* **Cosa si richiede**
Prosegui il testo su Pasolini e i discorsi di Cefis a partire dalla frase con cui si chiude.

* **Testo**
§

Il primo dei due discorsi acclusi era stato tenuto dal presidente della Montedison il 23 febbraio 1972 all'Accademia militare di Modena e pubblicato sull’«Erba voglio» di luglio-agosto 1972 «a cura di Giorgio Radice», presumibile nom de plume del redattore dell’«Espresso» Giuseppe Turani (citato a fine numero tra i collaboratori), che lo presenta come originariamente «fatto pubblicare da Cefis sul mensile “Successo” a mo’ di manifesto ideologico», rimarcandovi la «totale riduzione a un unico “valore”: la crescita, lo sviluppo, il moltiplicarsi delle multinazionali», e il «ruolo tecnocratico-dominante all’ombra delle grandi aziende» auspicato per le forza armate. Il secondo discorso, destinato l’11 marzo 1973 alla vicentina Scuola di cultura cattolica, rifà la storia della Montedison per fissarsi sugli obiettivi: concentrazione degli impianti, mobilità del lavoro, superamento del meridionalismo, sostegno mediatico dell’azienda.
Pasolini non risponde ma, parlando il 7 settembre alla Festa provinciale dell’«Unità» di Milano, chiede: «Perché questo genocidio dovuto all’acculturazione imposta subdolamente dalle classi dominanti? Ma perché la classe dominante ha scisso nettamente progresso esviluppo. Ad essa interessa solo lo sviluppo, perché solo da lì trae i suoi profitti. […] Se volete capirlo meglio, leggete il discorso di Cefis agli allievi di Modena, e vi troverete una nozione di sviluppo come potere multinazionale – o transnazionale come dicono i sociologhi – fondato fra l’altro su un esercito non più nazionale, tecnologicamente avanzatissimo, ma estraneo alla realtà del proprio Paese. Tutto questo dà un colpo di spugna al fascismo tradizionale; ma in realtà si sta assestando una forma di fascismo completamente nuova e ancora più pericolosa».
Quella sera tra gli stand s’incontrarono, e Pasolini deve aver promesso un contributo al«libretto», se Fachinelli il 20 settembre gli invia un pacco specificando: «le faccio avere una conferenza di Cefis e una fotocopia del libro su di lui, ritirato».
La conferenza, tenuta al Centro alti studi militari di Roma il 14 giugno 1974 e passata a Fachinelli ancora da Turani (che un mese dopo la nominerà di sfuggita, assieme agli altri due discorsi, nel fortunatissimo libro Razza padrona), affronta il tema della crisi petrolifera proponendo un nuovo modello di sviluppo imperniato sulla chimica come motore dei settori agricolo, farmaceutico e dei servizi. Pasolini, evitando per la terza volta di rispondere all’invio, la utilizza sul settimanale milanese «Tempo» del 18 ottobre, definendola «una specie di prudente e gesuitico mea culpa»: «Cefis delinea un precipitoso ritorno all’agricoltura, lasciata nell’ultimo decennio in un criminale abbandono, e […] un piano di ridimensionamento delle industrie anti-economiche e anti-sociali e soprattutto delle “attività terziarie”, cioè la produzione megalomane di beni superflui». Di più, ricorda la «passata arroganza» del discorso di Cefis «pubblicato su “Successo”, dove si delineava la “fine della nazione” e la nascita di un potere neocapitalistico “multinazionale”, con la susseguente trasformazione dell’esercito in un esercito tecnologico e poliziesco al servizio, appunto, di questo nuovo potere. […] Era la fine della destra classica italiana. Era ed è. Perché la crisi economica e l’eventuale recessione non impediranno che questa, delineata da Cefis nel ’72, non sia la reale ipotesi del potere capitalistico per il proprio futuro».

§

* **Estratto dei dati**
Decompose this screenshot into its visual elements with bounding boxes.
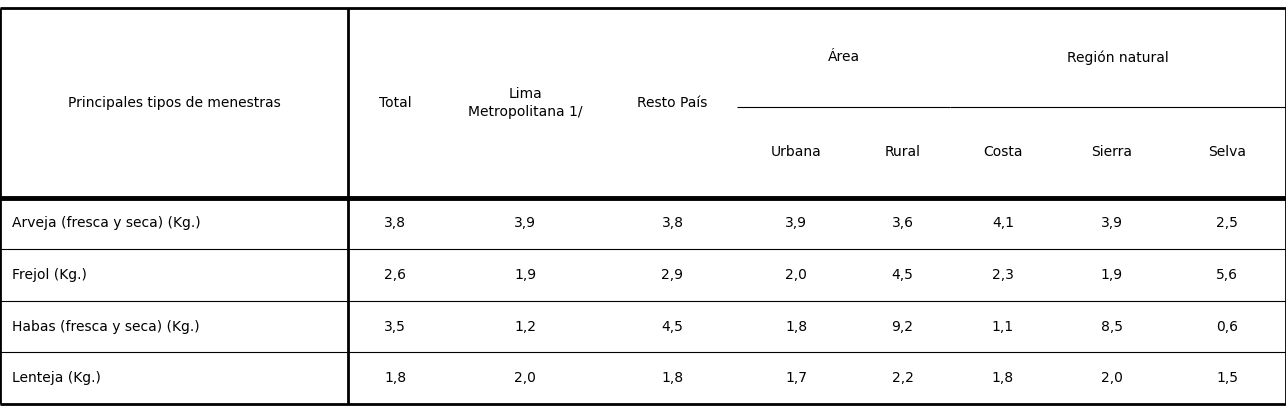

§

* **Risposta scritta**
Il libro è Questo è Cefis. L’altra faccia dell’onorato presidente, uscito a fine 1972 sotto pseudonimo, mentre le fotocopie potevano provenire da Turani come da Fachinelli stesso, in quanto più copie erano e sono presenti in biblioteche pubbliche milanesi. Come noto, esso era stato incettato da Cefis che lo riteneva deleterio alla sua immagine; in effetti si tratta di un libello di bassa manovalanza, poverissimo tra l’altro di scoop. Rimasto perciò inutilizzato da Turani, non si sa quale effetto abbia fatto su Pasolini, che tra le carte di Petrolio, suo ultimo romanzo progettato, infila comunque un appunto datato «16 ottobre 1974»: «inserire i discorsi di Cefis, i quali servono a dividere in due parti il romanzo in modo perfettamente simmetrico e esplicito». La perfetta contemporaneità tra l’appunto e la stesura dell’articolo su«Tempo» chiarisce che i discorsi sono i due lì citati, mentre la chiusa dell’articolo motiva la centralità che nel suo romanzo Pasolini intendeva dare a Cefis come fautore di un nuovo fascismo – in una parola, come golpista.
Tutto ciò confluisce nel celeberrimo Che cos’è questo golpe?, uscito sul «Corriere» del 14 novembre: «Io so. Ma non ho le prove. Non ho nemmeno indizi. Io so perché sono un intellettuale, uno scrittore, che […] rimette insieme i pezzi disorganizzati e frammentari di un intero coerente quadro politico, che ristabilisce la logica là dove sembrano regnare l'arbitrarietà, la follia e il mistero. Tutto ciò fa parte del mio mestiere e dell’istinto del mio mestiere. Credo che sia difficile che il “progetto di romanzo” sia sbagliato, che non abbia cioè attinenza con la realtà, e che i suoi riferimenti a fatti e persone reali siano inesatti. […] Ora il problema è questo: i giornalisti e i politici, pur avendo forse delle prove e certamente degli indizi, non fanno i nomi. […] Un intellettuale potrebbe benissimo fare pubblicamente quei nomi: ma egli non ha né prove né indizi. […] Mi si potrebbe obiettare che io, per esempio, come intellettuale, e inventore di storie, potrei entrare in quel mondo esplicitamente politico (del potere o intorno al potere), compromettermi con esso, e quindi partecipare del diritto ad avere, con una certa alta probabilità, prove ed indizi. Ma a tale obiezione io risponderei che ciò non è possibile, perché è proprio la ripugnanza ad entrare in un simile mondo politico che si identifica col mio potenziale coraggio intellettuale a dire la verità: cioè a fare i nomi».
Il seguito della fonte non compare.